Copy each line of the records that contains the word "teikėjas".
-- EXTRACTED ENTRIES start --
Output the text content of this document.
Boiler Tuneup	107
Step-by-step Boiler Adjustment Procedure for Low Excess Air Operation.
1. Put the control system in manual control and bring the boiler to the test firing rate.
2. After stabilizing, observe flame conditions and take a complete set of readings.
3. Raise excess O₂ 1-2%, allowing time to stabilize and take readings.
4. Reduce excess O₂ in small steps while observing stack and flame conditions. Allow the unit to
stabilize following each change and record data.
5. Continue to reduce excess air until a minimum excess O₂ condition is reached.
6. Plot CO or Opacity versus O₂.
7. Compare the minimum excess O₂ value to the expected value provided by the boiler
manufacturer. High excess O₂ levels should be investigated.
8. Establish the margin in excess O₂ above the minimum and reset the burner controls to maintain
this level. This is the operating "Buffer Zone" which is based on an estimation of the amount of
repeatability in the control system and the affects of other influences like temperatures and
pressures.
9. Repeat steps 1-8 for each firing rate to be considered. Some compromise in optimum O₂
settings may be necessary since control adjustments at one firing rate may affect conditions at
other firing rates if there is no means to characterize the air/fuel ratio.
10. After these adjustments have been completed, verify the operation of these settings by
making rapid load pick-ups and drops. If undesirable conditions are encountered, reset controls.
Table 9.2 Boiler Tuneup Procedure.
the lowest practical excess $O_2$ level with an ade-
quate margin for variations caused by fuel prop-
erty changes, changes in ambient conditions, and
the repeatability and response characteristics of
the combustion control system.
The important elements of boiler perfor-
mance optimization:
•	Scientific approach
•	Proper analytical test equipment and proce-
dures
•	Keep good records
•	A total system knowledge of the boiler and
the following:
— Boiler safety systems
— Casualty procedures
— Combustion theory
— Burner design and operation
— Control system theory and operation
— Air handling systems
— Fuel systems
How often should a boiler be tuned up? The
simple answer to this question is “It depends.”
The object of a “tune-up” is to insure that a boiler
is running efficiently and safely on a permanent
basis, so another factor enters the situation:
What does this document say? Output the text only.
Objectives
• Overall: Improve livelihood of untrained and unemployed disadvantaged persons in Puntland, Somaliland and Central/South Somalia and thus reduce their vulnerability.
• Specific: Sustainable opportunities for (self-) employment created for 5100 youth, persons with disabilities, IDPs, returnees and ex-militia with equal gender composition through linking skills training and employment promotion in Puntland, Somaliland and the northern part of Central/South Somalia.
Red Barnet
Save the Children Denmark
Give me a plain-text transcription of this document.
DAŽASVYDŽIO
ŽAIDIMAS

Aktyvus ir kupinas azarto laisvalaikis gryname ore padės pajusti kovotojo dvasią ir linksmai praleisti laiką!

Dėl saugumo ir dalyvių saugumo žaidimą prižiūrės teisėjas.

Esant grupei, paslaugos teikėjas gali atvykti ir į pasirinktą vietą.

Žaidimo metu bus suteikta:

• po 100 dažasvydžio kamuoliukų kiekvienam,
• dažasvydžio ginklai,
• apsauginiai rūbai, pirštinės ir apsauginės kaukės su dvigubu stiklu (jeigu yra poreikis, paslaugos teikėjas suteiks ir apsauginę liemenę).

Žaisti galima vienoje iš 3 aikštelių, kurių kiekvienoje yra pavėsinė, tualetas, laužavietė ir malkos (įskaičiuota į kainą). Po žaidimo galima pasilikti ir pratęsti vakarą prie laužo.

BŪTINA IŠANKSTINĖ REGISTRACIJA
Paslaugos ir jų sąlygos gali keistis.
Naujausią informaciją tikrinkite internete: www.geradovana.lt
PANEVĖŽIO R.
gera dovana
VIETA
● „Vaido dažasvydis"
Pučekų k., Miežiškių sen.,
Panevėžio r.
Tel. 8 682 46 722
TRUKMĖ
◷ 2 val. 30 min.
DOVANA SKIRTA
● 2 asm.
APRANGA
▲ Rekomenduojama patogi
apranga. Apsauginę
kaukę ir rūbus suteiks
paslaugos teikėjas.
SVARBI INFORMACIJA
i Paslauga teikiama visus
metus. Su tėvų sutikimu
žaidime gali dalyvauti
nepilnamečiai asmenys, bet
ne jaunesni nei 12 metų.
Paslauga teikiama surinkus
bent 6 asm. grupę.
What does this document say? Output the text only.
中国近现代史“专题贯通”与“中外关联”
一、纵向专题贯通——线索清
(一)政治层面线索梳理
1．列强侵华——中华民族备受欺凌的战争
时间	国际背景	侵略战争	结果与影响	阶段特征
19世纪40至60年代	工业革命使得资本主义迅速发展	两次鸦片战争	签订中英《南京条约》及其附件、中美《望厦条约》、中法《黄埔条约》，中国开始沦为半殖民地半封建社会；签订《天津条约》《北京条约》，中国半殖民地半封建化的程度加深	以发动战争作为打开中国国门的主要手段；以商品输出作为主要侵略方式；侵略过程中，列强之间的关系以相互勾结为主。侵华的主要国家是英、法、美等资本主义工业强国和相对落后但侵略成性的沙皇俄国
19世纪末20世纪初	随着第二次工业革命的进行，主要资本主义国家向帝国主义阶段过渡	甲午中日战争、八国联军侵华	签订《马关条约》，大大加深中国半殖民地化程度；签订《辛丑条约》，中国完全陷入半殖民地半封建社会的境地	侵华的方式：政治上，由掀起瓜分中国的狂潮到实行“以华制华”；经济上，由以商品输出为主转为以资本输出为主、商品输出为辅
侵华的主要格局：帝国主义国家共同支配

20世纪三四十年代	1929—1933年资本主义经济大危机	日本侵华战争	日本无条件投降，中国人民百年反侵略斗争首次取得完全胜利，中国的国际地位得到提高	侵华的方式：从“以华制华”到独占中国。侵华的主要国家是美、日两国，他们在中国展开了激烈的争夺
-- EXTRACTED ENTRIES end --
-- EXTRACTED ENTRIES start --
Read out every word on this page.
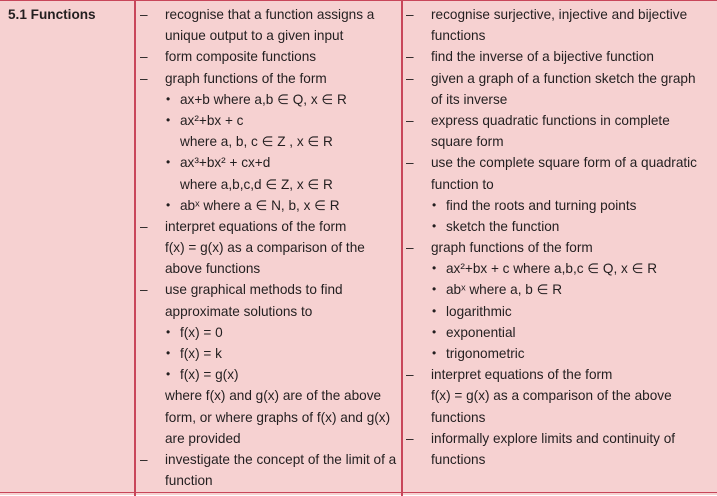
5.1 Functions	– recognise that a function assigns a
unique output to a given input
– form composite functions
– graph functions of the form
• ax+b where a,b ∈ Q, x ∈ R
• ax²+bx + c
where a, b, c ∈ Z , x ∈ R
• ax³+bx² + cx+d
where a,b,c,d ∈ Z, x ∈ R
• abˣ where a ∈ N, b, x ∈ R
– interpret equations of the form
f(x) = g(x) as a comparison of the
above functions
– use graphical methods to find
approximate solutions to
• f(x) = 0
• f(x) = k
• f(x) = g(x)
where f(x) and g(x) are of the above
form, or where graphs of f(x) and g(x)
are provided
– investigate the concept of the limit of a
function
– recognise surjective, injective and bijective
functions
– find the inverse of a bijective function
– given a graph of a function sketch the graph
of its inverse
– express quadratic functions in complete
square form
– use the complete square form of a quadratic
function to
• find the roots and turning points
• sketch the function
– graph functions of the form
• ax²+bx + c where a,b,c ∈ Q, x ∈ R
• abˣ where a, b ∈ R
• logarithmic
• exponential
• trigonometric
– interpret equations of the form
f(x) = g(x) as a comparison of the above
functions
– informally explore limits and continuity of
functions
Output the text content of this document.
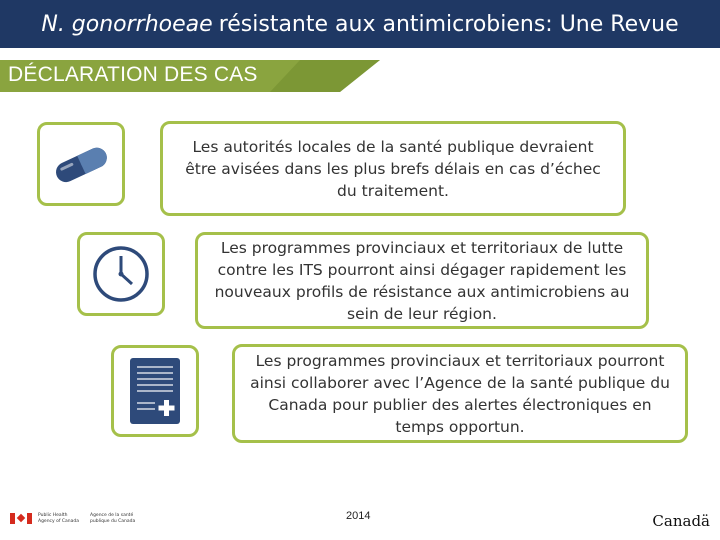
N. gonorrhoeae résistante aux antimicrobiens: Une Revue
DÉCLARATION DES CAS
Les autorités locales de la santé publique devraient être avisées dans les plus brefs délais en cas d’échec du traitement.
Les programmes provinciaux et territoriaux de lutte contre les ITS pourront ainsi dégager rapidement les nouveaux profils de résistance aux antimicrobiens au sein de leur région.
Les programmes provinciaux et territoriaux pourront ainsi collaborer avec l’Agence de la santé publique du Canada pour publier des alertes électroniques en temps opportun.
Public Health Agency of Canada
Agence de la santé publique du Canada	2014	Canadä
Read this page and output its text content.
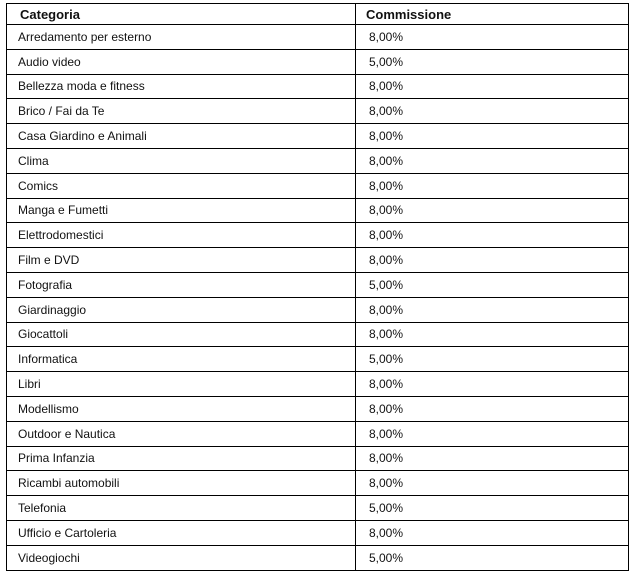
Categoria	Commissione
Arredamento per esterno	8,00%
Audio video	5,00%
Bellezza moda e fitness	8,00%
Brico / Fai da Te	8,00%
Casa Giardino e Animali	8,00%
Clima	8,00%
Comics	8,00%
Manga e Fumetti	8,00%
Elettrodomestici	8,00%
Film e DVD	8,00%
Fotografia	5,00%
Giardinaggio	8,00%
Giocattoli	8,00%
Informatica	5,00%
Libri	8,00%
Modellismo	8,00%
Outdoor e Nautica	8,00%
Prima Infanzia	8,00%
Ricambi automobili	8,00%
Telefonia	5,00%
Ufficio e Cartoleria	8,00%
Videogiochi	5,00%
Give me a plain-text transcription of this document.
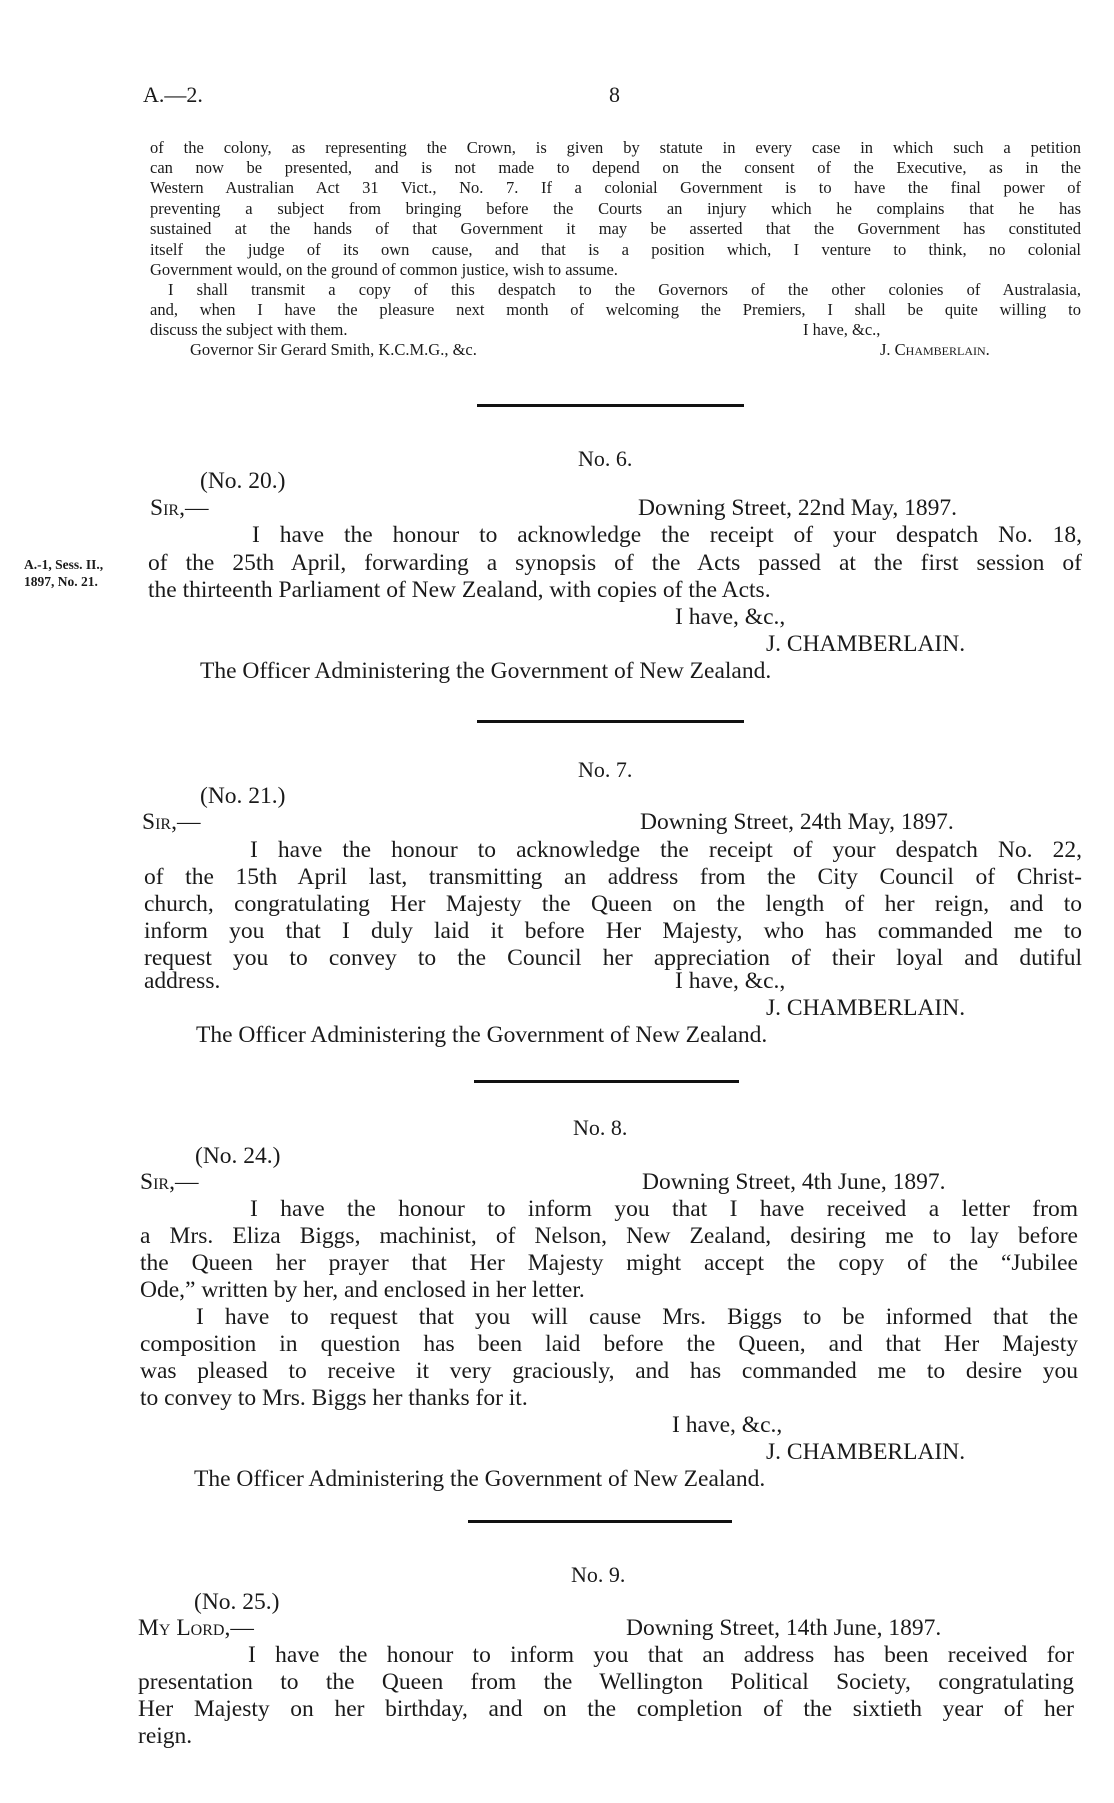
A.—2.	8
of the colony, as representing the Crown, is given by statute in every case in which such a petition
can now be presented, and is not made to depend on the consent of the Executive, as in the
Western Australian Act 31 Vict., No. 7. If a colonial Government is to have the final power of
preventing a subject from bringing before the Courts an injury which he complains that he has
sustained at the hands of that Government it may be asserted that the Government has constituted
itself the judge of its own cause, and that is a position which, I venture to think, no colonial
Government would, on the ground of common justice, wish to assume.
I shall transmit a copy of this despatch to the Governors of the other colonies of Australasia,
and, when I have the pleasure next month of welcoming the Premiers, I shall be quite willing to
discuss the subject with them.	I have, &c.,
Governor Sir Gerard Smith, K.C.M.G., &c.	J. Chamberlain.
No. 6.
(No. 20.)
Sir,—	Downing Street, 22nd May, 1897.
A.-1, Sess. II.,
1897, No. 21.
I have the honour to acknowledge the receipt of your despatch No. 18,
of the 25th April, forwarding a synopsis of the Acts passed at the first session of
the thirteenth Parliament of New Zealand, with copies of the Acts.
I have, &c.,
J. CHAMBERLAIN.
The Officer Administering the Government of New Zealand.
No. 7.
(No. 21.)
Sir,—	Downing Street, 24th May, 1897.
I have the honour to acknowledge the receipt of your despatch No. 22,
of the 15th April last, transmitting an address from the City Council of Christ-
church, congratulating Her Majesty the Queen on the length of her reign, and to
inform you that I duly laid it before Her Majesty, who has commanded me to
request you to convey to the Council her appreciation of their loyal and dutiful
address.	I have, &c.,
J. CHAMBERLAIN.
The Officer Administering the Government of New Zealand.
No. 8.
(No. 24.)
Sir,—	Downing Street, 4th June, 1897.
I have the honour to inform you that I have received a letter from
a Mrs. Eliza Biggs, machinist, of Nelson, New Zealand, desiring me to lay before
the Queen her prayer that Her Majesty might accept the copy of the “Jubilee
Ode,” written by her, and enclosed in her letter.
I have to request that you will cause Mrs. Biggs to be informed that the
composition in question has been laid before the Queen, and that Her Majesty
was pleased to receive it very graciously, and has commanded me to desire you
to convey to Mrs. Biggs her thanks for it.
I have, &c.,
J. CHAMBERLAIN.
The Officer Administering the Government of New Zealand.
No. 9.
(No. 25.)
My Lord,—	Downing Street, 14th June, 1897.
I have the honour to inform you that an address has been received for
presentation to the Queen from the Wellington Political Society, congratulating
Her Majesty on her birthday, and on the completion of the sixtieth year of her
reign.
-- EXTRACTED ENTRIES end --
> WRITTEN SOLUTION
Esant grupei, paslaugos teikėjas gali atvykti ir į pasirinktą vietą.
• apsauginiai rūbai, pirštinės ir apsauginės kaukės su dvigubu stiklu (jeigu yra poreikis, paslaugos teikėjas suteiks ir apsauginę liemenę).
paslaugos teikėjas.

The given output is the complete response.